**Prompt:** Pick out all lines of the entries that include the word "provisions" and copy them.

**Extracted data entries:**
= = = = =

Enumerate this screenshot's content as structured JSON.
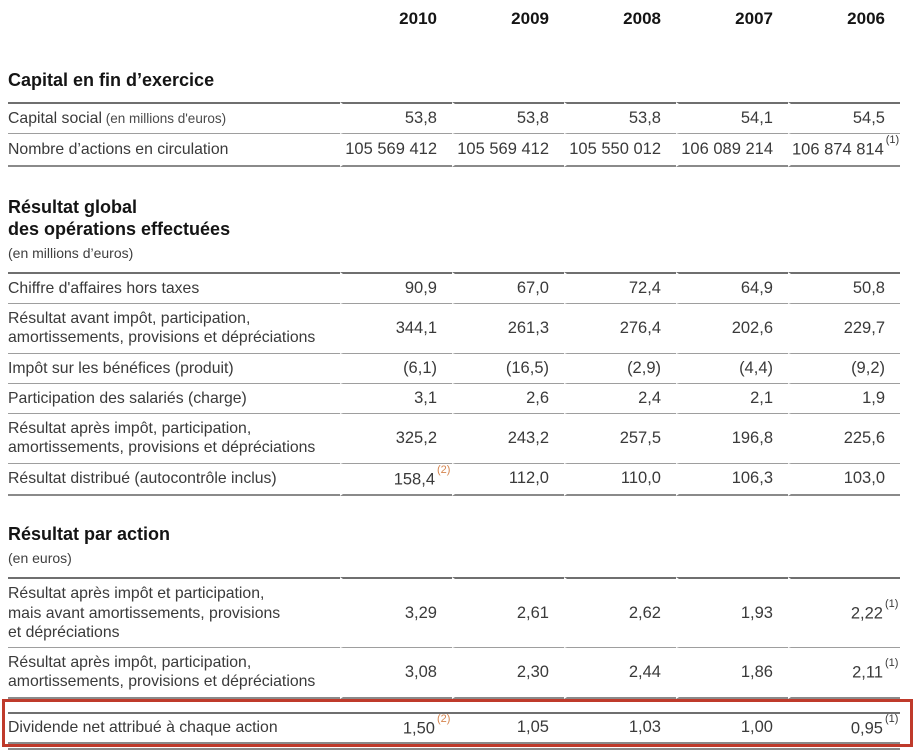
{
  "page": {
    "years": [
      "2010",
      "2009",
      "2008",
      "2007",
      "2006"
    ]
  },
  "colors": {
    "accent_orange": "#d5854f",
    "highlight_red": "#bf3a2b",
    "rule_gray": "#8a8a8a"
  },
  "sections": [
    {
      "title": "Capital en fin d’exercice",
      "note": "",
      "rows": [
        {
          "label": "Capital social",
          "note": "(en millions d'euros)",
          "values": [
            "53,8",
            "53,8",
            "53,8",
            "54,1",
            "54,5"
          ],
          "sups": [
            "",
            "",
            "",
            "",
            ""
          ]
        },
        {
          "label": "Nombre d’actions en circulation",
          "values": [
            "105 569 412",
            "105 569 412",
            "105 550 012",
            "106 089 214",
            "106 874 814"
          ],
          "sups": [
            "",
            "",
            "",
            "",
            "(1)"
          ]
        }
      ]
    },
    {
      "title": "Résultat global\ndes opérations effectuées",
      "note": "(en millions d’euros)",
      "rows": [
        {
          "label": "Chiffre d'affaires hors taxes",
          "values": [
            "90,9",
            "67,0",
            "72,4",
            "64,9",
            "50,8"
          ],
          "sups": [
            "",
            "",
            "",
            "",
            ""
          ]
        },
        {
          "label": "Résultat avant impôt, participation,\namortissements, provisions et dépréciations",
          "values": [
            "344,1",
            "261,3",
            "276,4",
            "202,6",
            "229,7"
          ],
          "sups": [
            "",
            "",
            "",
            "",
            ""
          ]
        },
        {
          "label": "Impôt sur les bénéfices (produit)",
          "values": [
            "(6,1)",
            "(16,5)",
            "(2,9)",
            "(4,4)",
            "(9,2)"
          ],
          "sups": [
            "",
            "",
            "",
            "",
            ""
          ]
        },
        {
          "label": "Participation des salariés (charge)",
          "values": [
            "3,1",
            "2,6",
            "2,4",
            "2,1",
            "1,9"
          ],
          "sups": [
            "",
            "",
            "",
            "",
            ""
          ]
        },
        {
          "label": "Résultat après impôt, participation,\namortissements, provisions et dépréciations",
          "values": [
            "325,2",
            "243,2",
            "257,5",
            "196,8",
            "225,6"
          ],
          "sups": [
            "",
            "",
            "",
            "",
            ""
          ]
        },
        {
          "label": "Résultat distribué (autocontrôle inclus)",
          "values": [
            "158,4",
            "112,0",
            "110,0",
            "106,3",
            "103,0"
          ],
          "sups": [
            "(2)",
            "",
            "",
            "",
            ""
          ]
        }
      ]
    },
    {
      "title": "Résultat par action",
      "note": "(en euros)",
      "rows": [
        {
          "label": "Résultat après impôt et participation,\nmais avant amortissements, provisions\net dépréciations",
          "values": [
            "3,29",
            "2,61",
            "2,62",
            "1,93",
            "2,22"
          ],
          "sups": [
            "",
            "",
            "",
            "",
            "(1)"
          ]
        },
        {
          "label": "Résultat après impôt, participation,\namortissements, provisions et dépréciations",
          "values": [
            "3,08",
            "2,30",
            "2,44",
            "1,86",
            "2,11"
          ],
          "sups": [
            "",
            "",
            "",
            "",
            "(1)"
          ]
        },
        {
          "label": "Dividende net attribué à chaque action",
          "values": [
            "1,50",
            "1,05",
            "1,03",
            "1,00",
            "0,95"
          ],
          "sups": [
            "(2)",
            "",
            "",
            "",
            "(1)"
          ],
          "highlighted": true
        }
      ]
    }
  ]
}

= = = = =

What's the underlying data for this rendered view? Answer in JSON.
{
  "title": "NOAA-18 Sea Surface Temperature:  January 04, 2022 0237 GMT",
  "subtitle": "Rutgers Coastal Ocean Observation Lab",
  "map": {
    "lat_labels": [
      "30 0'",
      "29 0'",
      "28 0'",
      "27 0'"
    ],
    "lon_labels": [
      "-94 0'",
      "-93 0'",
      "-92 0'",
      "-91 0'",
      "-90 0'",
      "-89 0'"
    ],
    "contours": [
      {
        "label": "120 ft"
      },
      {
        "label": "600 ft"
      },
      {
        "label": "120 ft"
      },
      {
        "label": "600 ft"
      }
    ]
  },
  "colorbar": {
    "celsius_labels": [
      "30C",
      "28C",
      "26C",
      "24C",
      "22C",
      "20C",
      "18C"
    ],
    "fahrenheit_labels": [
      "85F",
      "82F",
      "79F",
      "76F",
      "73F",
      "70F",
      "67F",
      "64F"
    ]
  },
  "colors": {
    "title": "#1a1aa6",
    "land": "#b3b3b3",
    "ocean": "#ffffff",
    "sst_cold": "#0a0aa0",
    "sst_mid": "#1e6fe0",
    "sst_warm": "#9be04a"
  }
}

= = = = =

**Exercise answer:**
          "label": "Résultat avant impôt, participation,\namortissements, provisions et dépréciations",
          "label": "Résultat après impôt, participation,\namortissements, provisions et dépréciations",
          "label": "Résultat après impôt et participation,\nmais avant amortissements, provisions\net dépréciations",
          "label": "Résultat après impôt, participation,\namortissements, provisions et dépréciations",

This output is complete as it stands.